_Problem description_: Scan the lines below for the string "name" and copy every one that has it.

_Listing_:
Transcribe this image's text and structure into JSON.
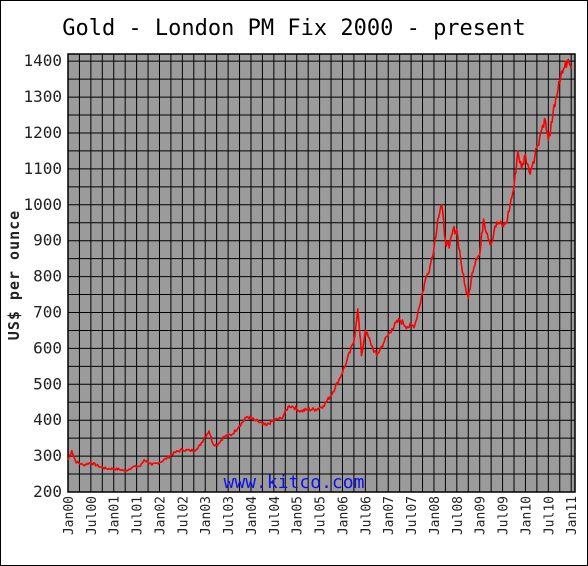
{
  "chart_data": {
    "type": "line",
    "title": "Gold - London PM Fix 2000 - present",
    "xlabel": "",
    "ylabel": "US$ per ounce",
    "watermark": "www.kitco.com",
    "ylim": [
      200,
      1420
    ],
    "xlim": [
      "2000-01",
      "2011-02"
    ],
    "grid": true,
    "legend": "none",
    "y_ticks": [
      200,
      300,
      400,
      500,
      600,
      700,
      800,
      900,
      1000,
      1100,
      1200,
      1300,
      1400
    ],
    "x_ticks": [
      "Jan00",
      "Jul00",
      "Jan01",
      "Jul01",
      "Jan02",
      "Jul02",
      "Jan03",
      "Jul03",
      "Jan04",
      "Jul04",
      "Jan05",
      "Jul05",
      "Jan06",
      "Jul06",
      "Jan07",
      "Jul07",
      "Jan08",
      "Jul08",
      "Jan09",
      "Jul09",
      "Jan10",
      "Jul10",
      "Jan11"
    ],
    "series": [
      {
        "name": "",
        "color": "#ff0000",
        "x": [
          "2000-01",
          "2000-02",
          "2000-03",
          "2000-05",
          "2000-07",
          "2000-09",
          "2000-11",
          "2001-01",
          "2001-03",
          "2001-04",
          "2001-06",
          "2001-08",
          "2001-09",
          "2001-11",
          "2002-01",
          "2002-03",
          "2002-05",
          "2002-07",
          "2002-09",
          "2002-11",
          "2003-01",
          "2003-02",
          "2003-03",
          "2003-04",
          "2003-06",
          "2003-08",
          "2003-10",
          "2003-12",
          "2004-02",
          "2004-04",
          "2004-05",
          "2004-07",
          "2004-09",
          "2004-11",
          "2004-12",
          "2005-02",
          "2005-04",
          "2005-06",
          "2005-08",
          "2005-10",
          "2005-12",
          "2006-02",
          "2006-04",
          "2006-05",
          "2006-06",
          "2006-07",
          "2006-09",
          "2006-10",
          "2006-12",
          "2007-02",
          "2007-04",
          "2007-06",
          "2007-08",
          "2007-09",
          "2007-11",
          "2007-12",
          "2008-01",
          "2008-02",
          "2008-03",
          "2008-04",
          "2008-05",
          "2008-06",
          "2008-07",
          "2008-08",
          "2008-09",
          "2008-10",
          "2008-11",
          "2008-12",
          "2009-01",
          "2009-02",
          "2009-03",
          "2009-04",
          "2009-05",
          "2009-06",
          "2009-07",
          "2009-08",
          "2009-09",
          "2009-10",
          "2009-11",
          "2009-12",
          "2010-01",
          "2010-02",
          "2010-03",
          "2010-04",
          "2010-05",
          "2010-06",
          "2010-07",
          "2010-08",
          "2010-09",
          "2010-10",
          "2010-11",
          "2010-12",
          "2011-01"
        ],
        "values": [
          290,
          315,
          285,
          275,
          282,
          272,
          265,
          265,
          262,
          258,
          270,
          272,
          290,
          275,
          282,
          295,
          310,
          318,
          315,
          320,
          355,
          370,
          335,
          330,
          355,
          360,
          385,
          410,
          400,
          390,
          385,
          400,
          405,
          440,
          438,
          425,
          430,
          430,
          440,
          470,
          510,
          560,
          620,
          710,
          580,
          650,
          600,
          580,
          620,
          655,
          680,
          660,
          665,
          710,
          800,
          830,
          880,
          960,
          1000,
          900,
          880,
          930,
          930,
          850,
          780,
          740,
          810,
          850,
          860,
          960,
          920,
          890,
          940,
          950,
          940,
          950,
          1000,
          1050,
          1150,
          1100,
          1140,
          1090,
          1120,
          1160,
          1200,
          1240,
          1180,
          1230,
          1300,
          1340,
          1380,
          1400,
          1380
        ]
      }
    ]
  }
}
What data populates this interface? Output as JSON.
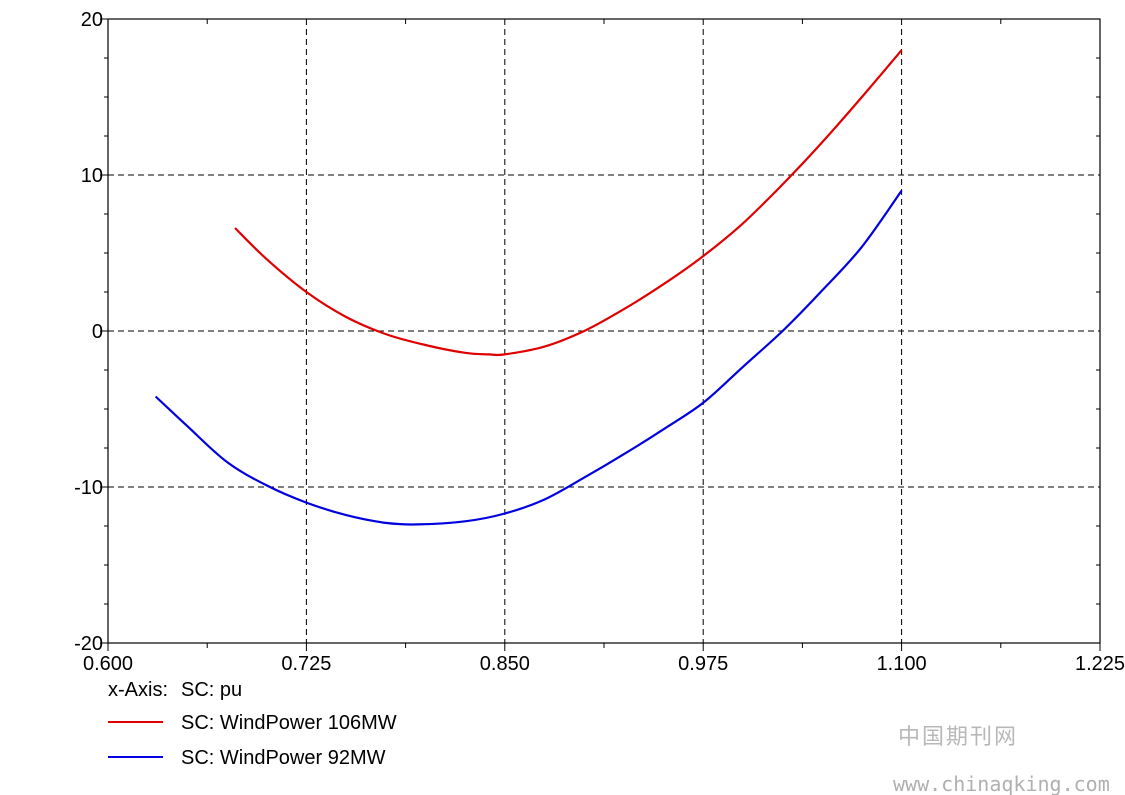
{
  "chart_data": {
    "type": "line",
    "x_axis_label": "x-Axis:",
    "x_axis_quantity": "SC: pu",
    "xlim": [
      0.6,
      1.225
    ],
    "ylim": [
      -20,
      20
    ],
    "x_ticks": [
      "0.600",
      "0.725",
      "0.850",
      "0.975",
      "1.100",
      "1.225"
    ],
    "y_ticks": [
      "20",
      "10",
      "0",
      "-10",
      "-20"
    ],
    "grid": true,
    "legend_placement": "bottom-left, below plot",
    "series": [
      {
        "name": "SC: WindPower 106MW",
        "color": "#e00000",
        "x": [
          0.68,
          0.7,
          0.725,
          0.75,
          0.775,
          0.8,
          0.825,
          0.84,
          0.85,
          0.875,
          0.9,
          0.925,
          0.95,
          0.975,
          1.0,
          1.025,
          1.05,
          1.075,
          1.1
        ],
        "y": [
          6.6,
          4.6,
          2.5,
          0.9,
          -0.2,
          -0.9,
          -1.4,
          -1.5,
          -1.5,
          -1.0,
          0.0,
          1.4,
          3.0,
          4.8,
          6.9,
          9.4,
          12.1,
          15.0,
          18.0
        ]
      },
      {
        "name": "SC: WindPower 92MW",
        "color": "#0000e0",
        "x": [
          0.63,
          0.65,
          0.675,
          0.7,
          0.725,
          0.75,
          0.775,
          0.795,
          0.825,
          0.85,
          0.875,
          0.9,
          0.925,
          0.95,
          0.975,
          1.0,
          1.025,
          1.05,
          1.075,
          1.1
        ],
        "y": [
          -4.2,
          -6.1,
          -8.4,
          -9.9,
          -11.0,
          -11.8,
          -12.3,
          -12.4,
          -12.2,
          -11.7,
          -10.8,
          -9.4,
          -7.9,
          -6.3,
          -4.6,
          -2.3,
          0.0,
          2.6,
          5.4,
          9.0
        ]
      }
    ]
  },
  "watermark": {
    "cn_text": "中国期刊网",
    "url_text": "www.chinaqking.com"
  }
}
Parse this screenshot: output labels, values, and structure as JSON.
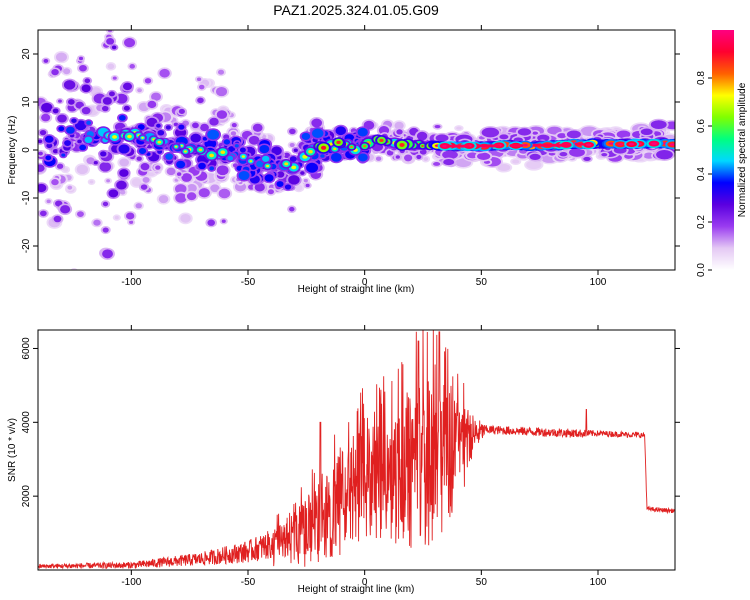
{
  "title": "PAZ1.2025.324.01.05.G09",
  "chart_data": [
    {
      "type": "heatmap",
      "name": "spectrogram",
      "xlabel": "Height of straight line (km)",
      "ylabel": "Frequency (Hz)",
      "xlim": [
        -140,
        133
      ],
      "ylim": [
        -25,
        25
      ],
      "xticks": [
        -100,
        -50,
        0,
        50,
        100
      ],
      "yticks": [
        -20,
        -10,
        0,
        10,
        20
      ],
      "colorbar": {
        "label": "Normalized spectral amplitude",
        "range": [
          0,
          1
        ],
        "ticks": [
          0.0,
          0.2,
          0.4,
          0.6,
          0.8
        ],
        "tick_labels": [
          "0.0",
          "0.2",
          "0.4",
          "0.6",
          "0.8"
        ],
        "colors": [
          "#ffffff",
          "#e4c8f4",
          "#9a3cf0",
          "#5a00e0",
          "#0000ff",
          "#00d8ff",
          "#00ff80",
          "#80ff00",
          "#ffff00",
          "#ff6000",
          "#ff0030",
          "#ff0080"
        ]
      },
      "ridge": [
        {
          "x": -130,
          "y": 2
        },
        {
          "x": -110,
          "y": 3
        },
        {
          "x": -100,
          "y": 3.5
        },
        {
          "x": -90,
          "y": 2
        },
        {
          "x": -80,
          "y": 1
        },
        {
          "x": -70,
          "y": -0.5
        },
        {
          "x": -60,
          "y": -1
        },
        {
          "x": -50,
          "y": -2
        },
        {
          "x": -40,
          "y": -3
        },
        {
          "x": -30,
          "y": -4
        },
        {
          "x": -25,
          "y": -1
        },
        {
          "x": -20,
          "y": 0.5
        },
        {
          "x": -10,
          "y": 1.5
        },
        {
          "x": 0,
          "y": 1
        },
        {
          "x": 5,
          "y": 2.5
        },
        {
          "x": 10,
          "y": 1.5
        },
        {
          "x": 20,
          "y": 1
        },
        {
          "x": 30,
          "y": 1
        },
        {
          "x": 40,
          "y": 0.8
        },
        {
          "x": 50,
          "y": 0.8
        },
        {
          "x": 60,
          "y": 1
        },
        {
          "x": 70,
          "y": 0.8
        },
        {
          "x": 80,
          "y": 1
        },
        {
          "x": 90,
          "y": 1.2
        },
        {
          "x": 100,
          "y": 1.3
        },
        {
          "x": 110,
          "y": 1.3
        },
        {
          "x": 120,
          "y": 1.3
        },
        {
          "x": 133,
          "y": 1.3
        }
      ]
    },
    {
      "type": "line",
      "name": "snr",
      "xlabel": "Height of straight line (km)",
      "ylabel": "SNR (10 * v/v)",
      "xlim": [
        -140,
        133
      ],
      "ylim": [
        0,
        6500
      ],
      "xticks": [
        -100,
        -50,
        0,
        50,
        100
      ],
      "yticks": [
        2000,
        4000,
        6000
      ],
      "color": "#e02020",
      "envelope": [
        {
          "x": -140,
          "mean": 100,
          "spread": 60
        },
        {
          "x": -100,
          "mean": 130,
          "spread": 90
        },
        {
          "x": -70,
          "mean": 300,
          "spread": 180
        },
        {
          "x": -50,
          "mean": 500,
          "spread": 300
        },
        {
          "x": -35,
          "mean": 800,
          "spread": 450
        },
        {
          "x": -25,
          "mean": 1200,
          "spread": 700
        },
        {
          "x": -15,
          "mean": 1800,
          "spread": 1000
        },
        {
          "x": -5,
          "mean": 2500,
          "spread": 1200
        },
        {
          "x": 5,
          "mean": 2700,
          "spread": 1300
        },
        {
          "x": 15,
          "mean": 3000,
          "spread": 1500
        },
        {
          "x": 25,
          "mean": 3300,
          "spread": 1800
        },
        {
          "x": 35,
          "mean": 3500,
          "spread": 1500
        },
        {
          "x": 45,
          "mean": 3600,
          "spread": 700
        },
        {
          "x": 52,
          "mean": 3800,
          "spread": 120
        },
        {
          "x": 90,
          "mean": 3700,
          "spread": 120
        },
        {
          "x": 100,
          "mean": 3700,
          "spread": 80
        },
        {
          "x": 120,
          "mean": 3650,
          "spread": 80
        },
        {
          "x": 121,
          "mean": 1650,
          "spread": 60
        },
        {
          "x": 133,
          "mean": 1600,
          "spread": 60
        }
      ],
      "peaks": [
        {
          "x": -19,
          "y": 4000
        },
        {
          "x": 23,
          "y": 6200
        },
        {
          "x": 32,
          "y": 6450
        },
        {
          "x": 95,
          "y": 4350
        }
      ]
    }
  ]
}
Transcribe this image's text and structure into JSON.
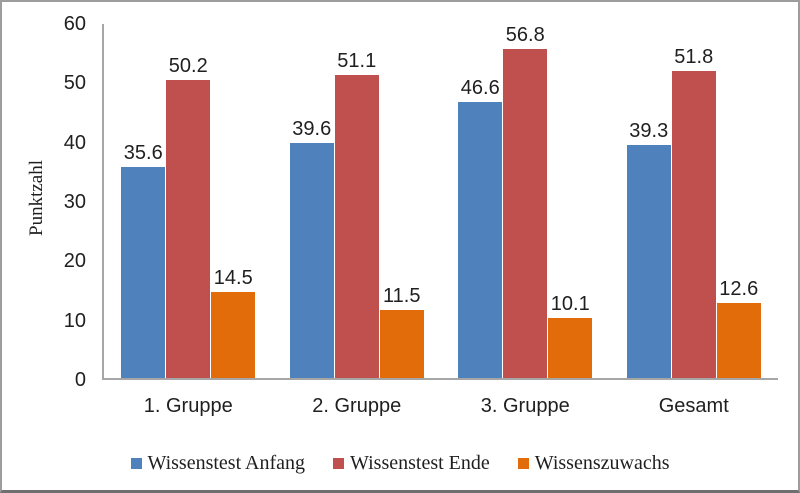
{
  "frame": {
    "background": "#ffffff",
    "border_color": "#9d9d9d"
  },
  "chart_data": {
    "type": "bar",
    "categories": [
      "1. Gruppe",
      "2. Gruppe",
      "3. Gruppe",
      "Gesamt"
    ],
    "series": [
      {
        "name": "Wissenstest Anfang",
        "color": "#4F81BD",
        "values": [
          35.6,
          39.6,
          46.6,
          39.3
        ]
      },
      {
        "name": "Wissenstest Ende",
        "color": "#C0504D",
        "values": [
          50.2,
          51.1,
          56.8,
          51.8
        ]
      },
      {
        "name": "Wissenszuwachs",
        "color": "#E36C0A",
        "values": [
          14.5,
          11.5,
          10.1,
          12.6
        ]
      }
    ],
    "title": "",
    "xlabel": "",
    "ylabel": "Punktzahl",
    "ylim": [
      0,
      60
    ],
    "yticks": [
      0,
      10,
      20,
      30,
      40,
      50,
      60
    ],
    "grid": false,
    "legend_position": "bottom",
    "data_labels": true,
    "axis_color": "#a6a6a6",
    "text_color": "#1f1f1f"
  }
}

_Response to this exercise_:
        "name": "",
        "name": "SC: WindPower 106MW",
        "name": "SC: WindPower 92MW",
      "name": "spectrogram",
      "name": "snr",
        "name": "Wissenstest Anfang",
        "name": "Wissenstest Ende",
        "name": "Wissenszuwachs",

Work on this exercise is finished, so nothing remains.